* OBJECTIVE *
Locate the lines where "提高水资源利用率" occurs and copy them as they stand.

** Start of DATA LISTING **

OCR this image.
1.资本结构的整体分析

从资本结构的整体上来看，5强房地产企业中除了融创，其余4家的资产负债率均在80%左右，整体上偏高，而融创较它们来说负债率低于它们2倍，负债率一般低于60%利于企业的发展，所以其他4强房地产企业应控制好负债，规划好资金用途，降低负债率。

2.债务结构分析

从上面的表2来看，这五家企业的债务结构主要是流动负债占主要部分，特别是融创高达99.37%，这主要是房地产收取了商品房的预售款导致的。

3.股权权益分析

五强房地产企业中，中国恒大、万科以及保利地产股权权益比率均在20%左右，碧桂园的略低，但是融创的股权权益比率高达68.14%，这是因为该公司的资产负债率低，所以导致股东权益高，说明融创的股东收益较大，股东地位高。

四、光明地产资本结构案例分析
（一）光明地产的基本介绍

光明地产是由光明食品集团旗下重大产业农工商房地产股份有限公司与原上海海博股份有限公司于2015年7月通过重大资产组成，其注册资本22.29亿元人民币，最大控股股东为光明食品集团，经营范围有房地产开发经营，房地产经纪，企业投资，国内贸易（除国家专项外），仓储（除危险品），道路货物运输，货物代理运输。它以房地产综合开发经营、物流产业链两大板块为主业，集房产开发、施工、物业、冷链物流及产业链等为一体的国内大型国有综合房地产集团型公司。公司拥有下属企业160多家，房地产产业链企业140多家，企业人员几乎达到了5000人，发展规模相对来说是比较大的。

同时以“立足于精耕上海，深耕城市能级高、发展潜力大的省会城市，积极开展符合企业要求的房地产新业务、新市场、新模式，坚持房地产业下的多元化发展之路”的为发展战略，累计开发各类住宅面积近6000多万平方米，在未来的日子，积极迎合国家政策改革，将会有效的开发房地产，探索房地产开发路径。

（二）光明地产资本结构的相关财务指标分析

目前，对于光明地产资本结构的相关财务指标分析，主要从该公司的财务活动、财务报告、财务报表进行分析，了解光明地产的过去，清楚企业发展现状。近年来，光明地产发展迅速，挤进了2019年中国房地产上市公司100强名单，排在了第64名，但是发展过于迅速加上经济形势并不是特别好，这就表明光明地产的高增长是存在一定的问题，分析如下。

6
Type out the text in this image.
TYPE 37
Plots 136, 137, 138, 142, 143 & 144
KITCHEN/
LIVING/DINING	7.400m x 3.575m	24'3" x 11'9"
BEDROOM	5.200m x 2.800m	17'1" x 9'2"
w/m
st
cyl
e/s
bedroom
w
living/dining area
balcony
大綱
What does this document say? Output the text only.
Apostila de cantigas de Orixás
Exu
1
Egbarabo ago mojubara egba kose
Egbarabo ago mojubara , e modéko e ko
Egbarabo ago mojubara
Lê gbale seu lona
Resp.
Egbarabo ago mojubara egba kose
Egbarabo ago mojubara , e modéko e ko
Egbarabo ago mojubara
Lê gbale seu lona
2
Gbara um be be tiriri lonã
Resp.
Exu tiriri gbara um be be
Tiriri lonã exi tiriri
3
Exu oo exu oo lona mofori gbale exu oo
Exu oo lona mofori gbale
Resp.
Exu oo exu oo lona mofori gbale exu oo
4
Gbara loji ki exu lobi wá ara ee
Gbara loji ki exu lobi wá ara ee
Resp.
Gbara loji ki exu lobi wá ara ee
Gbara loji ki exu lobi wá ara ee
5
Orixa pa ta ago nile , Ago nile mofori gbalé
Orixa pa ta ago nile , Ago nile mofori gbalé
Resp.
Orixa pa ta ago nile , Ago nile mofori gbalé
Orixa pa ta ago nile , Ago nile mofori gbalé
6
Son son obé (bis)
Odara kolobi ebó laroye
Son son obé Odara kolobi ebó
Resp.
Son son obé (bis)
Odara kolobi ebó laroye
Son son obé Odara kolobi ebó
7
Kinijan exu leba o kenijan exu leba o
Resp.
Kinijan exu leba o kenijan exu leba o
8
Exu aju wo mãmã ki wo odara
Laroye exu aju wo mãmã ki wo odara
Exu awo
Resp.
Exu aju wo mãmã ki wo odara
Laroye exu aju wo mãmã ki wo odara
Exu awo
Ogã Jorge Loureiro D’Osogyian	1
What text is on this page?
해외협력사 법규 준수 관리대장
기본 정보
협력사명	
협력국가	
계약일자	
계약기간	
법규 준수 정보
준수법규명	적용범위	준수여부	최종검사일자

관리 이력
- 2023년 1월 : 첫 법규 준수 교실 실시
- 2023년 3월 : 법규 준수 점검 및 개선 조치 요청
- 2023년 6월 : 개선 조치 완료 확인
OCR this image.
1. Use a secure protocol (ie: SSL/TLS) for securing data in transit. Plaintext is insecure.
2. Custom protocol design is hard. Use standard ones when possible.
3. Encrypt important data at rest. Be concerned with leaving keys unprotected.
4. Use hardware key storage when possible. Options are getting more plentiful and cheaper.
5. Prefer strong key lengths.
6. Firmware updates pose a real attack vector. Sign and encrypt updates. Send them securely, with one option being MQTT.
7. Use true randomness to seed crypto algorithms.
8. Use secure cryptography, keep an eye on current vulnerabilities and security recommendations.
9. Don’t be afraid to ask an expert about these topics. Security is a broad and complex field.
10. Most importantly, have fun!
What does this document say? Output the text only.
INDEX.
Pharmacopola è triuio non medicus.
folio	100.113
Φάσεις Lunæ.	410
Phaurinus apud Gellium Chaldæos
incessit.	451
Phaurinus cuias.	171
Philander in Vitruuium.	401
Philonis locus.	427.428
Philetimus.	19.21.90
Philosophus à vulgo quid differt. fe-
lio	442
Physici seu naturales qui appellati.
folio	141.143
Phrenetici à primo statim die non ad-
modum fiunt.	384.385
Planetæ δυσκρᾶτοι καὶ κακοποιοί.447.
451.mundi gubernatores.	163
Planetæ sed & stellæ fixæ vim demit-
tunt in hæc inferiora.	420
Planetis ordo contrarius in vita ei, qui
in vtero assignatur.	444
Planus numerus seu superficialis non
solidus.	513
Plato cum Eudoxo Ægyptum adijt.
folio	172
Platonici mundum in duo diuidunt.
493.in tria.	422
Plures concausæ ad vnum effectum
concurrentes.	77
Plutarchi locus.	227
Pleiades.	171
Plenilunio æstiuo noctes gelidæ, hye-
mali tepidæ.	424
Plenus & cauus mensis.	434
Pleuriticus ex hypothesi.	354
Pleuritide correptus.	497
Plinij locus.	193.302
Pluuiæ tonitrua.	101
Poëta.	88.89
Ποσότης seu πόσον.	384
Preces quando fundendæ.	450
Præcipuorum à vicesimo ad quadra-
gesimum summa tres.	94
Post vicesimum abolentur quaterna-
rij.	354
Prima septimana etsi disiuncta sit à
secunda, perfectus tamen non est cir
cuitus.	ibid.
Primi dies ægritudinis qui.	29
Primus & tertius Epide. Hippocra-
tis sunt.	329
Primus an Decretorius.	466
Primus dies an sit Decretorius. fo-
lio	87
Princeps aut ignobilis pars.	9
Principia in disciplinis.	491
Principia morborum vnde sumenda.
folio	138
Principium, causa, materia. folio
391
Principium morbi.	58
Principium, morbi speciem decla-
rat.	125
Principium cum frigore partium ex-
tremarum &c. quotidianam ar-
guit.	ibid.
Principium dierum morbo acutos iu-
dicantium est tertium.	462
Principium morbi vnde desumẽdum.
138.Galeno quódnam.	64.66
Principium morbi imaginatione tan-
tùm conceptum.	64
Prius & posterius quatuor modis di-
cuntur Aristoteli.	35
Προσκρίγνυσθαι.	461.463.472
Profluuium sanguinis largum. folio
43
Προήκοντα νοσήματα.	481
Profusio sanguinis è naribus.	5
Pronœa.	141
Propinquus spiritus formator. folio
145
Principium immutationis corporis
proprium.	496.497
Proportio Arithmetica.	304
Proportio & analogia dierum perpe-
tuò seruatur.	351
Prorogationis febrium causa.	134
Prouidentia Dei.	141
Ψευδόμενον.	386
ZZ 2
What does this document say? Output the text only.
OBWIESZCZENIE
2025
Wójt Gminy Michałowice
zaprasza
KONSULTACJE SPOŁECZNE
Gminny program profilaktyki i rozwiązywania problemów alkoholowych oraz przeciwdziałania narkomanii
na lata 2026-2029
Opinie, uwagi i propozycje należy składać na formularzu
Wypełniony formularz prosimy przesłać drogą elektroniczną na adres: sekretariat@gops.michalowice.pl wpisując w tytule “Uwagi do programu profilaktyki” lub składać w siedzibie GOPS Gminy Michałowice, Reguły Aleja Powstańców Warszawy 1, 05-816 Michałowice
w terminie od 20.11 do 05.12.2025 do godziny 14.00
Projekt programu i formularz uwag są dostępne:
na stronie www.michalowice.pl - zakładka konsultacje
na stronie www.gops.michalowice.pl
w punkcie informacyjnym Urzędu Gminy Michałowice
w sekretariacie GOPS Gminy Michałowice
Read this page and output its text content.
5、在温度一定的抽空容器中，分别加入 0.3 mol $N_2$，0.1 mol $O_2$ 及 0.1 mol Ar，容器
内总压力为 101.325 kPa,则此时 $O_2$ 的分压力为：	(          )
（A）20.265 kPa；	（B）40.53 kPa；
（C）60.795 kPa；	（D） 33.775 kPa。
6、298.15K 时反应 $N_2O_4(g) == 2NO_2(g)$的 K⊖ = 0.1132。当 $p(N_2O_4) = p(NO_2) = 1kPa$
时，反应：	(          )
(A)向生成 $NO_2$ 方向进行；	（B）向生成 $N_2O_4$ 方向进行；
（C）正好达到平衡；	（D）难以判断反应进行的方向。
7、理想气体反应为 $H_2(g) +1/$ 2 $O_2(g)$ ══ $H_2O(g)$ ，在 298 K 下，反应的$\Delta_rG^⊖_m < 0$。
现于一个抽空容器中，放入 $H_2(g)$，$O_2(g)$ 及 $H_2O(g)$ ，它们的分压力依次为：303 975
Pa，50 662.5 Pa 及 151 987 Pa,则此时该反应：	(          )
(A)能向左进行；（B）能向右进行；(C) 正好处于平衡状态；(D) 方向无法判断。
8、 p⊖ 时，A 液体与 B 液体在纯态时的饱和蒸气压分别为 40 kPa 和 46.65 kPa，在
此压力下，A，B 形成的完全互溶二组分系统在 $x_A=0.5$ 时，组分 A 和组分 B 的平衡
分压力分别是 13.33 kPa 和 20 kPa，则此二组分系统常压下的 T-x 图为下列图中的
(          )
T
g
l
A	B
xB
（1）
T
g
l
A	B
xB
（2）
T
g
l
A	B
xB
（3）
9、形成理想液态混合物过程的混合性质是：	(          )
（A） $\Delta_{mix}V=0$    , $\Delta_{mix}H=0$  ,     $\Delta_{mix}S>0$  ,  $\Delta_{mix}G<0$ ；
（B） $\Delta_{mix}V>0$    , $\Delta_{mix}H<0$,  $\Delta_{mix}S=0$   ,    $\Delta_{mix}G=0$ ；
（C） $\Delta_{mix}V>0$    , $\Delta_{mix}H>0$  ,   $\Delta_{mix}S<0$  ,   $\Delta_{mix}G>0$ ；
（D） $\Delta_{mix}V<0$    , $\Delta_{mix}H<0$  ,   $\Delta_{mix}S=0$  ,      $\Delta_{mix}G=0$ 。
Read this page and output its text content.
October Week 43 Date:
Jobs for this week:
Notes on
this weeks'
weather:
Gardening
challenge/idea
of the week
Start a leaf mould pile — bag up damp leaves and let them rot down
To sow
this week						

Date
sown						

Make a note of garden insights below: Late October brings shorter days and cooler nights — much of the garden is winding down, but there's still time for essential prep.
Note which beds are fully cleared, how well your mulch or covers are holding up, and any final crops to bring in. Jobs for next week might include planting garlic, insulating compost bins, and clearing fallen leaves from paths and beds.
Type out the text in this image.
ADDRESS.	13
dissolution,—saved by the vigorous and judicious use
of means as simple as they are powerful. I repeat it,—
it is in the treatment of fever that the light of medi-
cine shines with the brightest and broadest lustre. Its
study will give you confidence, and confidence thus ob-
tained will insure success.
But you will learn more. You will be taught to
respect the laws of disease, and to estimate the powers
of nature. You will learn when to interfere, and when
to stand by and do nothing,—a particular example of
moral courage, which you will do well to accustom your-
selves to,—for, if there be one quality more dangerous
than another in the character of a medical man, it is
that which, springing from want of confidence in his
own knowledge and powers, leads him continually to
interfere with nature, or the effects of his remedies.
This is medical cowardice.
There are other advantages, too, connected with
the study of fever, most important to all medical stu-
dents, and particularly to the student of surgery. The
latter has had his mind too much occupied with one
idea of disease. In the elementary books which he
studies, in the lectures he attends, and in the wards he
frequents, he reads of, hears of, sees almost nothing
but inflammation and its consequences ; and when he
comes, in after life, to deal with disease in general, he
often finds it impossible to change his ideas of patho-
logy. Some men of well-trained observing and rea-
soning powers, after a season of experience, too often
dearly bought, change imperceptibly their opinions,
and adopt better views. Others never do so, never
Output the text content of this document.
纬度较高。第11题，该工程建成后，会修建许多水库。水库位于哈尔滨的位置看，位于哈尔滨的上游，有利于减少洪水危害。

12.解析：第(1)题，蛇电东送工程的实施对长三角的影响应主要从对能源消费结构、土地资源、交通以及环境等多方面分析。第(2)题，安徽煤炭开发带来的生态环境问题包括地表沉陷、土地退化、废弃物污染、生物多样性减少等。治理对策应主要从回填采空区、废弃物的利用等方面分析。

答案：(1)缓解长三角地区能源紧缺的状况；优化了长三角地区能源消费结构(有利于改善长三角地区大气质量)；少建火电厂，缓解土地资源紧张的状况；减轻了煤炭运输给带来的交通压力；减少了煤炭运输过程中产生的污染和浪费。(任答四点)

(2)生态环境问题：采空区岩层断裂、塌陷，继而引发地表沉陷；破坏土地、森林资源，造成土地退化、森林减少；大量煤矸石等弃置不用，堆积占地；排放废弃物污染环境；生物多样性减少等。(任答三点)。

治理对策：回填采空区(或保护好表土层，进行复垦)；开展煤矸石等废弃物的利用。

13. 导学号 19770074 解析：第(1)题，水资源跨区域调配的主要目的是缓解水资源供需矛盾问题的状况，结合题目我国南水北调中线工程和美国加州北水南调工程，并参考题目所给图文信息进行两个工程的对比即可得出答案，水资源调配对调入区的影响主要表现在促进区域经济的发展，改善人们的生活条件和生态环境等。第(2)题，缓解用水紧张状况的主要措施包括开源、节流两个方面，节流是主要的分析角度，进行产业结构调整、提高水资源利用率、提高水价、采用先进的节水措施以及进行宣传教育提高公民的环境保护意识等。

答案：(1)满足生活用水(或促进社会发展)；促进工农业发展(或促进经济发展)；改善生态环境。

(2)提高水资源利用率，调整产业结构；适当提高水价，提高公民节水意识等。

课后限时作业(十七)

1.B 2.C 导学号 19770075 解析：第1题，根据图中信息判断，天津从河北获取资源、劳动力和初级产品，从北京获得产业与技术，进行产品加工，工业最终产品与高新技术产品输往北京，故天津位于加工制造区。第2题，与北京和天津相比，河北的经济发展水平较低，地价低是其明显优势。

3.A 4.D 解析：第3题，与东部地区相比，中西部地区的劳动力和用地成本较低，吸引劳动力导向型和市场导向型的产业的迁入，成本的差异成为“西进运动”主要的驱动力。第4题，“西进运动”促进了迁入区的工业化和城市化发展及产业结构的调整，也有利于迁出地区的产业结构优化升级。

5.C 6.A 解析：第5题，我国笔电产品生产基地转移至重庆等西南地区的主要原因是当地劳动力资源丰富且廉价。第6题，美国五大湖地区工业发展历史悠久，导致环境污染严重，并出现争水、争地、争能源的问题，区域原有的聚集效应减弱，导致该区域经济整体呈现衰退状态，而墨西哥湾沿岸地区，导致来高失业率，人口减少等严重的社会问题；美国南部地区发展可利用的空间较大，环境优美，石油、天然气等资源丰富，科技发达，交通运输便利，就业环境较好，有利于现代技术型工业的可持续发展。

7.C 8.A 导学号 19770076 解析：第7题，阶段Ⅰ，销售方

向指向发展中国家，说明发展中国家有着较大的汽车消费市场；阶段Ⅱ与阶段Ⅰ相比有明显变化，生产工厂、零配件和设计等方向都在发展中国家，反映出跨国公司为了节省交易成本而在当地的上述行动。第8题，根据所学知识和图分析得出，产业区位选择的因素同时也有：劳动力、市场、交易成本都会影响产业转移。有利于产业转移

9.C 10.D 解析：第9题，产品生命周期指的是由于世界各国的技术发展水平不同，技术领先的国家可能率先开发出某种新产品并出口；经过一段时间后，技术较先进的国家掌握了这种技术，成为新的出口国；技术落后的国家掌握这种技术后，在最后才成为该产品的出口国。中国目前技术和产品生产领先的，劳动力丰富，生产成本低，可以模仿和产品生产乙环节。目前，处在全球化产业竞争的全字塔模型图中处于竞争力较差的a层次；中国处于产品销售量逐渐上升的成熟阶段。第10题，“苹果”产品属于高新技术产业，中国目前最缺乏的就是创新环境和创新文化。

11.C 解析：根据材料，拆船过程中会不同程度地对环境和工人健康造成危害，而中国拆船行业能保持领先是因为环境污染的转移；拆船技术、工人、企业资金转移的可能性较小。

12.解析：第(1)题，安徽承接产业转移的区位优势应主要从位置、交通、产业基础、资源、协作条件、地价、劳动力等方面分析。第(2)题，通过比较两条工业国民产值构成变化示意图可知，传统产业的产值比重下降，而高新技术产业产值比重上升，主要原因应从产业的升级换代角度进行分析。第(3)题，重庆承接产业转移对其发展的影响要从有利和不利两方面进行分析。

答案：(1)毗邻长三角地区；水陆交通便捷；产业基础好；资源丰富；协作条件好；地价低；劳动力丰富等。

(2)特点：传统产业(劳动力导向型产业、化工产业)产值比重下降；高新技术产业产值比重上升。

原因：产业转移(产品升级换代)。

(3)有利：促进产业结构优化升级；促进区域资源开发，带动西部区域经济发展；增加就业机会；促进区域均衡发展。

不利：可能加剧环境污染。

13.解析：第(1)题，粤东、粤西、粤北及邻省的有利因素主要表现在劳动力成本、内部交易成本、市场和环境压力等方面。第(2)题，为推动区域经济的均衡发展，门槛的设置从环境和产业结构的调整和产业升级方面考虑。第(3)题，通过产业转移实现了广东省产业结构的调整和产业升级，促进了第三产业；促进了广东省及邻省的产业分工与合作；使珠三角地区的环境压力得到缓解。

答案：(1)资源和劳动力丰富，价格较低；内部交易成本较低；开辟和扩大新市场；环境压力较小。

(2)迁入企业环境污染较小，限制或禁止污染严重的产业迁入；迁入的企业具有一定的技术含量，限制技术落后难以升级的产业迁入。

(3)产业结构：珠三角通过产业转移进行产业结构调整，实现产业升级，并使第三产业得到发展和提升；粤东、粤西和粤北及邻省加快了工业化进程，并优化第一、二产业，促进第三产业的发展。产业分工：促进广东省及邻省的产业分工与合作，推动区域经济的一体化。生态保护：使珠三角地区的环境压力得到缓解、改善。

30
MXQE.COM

** End of DATA LISTING **

* THE OUTPUT *
13. 导学号 19770074 解析：第(1)题，水资源跨区域调配的主要目的是缓解水资源供需矛盾问题的状况，结合题目我国南水北调中线工程和美国加州北水南调工程，并参考题目所给图文信息进行两个工程的对比即可得出答案，水资源调配对调入区的影响主要表现在促进区域经济的发展，改善人们的生活条件和生态环境等。第(2)题，缓解用水紧张状况的主要措施包括开源、节流两个方面，节流是主要的分析角度，进行产业结构调整、提高水资源利用率、提高水价、采用先进的节水措施以及进行宣传教育提高公民的环境保护意识等。
(2)提高水资源利用率，调整产业结构；适当提高水价，提高公民节水意识等。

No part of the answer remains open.